■ The request ■
Of the lines in this material, how many contain "being"? Answer with a single number only.

(Part of a data file)
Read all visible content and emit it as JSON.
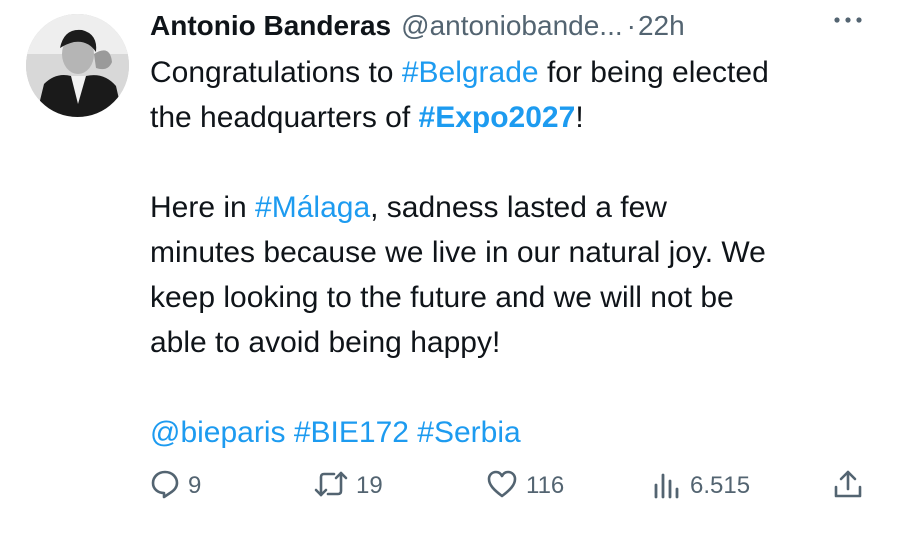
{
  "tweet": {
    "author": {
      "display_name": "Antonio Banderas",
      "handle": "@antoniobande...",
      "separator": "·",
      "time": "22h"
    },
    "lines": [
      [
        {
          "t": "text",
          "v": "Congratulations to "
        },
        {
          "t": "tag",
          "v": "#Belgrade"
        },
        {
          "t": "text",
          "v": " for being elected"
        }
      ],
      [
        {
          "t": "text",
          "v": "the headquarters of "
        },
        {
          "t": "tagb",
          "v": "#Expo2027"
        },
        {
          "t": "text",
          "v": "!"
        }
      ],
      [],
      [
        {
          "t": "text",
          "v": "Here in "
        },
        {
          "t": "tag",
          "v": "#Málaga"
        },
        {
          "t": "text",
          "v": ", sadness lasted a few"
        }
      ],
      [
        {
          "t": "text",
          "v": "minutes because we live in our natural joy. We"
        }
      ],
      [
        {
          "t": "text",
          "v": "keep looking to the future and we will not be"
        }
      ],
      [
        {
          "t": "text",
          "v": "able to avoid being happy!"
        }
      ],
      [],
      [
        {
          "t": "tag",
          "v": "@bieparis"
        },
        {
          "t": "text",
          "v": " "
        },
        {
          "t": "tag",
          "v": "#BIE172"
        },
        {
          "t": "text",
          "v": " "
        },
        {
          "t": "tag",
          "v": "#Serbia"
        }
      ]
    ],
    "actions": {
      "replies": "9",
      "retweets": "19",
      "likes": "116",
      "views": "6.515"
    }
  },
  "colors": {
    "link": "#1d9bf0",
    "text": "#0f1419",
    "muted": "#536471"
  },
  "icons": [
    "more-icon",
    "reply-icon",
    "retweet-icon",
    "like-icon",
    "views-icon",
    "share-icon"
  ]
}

---

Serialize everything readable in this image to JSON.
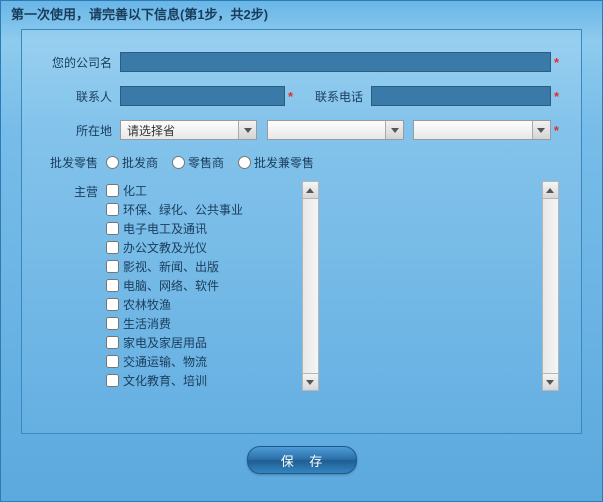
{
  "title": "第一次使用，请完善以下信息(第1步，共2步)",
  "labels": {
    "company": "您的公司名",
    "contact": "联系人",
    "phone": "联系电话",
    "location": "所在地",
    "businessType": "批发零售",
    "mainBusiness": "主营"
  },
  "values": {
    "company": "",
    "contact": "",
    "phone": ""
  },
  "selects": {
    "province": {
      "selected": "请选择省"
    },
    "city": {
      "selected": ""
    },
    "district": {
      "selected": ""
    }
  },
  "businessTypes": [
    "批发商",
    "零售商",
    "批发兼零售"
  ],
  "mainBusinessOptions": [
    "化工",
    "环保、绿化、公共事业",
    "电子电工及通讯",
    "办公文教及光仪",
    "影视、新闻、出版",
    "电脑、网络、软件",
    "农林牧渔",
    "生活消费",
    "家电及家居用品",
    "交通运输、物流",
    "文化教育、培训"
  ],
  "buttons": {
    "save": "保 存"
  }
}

■ Exercise answer ■
2